Data records:
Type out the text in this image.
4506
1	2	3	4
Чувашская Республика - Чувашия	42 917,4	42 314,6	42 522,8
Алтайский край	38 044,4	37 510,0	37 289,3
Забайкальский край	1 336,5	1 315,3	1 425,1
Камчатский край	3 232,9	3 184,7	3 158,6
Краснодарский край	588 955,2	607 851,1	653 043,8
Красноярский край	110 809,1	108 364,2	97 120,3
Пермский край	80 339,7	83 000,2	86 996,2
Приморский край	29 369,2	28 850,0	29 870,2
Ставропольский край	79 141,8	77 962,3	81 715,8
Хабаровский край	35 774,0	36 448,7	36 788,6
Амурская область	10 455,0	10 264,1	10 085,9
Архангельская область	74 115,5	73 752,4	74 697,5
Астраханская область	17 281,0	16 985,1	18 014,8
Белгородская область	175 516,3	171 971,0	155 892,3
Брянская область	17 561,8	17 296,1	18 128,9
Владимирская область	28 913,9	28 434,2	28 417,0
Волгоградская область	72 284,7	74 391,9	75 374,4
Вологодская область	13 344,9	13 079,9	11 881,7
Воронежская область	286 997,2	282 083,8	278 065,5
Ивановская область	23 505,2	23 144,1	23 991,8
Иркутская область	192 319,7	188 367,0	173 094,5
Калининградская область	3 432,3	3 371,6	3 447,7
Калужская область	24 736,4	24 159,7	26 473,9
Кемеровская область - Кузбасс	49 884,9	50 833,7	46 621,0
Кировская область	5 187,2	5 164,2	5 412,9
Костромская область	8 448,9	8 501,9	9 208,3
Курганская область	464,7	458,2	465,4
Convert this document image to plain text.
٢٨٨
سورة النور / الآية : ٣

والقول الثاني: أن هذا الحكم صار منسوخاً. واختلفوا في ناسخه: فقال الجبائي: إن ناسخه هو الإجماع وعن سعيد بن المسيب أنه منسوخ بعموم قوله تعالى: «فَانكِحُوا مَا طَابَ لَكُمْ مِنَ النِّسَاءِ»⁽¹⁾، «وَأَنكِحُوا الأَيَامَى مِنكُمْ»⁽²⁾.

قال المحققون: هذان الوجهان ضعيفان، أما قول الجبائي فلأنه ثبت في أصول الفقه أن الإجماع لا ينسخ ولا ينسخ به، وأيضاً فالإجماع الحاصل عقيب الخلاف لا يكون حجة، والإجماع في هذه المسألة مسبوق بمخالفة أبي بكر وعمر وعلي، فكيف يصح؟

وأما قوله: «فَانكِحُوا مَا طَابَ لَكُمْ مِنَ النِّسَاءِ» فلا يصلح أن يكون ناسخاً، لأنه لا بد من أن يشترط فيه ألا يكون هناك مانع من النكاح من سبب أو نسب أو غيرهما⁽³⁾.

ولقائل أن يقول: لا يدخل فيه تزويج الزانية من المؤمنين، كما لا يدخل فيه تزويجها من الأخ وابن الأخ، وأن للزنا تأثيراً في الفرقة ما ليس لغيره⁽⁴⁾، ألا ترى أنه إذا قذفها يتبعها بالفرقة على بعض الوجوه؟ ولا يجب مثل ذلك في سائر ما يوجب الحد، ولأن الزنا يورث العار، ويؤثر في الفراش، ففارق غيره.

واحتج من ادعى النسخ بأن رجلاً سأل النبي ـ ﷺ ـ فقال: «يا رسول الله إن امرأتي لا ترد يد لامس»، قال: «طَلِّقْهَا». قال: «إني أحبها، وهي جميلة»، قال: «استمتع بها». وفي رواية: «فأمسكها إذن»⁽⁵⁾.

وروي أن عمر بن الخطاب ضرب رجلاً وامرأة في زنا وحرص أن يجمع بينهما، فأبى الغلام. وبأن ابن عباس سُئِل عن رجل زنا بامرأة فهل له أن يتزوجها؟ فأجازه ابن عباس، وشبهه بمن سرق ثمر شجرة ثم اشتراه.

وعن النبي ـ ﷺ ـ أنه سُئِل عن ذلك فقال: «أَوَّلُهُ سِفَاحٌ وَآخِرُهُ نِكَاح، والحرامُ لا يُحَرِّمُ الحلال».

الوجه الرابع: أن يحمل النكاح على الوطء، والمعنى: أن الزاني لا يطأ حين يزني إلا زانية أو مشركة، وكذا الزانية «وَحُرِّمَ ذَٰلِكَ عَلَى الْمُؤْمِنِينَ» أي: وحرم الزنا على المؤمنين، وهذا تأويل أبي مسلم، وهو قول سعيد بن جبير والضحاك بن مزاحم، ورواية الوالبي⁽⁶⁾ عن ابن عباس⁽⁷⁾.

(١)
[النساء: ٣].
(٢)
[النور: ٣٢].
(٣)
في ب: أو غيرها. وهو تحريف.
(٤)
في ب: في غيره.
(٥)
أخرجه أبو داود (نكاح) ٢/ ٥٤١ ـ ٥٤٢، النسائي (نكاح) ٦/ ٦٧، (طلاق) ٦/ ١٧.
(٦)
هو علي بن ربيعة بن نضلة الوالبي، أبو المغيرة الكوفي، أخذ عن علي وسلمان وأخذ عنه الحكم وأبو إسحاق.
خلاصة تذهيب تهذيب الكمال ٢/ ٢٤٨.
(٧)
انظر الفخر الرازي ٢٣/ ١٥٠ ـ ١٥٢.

• [To do]: Find the string "المؤمنين" in the records, then copy each line where it occurs.

• [Finished answer]:
ولقائل أن يقول: لا يدخل فيه تزويج الزانية من المؤمنين، كما لا يدخل فيه تزويجها من الأخ وابن الأخ، وأن للزنا تأثيراً في الفرقة ما ليس لغيره⁽⁴⁾، ألا ترى أنه إذا قذفها يتبعها بالفرقة على بعض الوجوه؟ ولا يجب مثل ذلك في سائر ما يوجب الحد، ولأن الزنا يورث العار، ويؤثر في الفراش، ففارق غيره.
الوجه الرابع: أن يحمل النكاح على الوطء، والمعنى: أن الزاني لا يطأ حين يزني إلا زانية أو مشركة، وكذا الزانية «وَحُرِّمَ ذَٰلِكَ عَلَى الْمُؤْمِنِينَ» أي: وحرم الزنا على المؤمنين، وهذا تأويل أبي مسلم، وهو قول سعيد بن جبير والضحاك بن مزاحم، ورواية الوالبي⁽⁶⁾ عن ابن عباس⁽⁷⁾.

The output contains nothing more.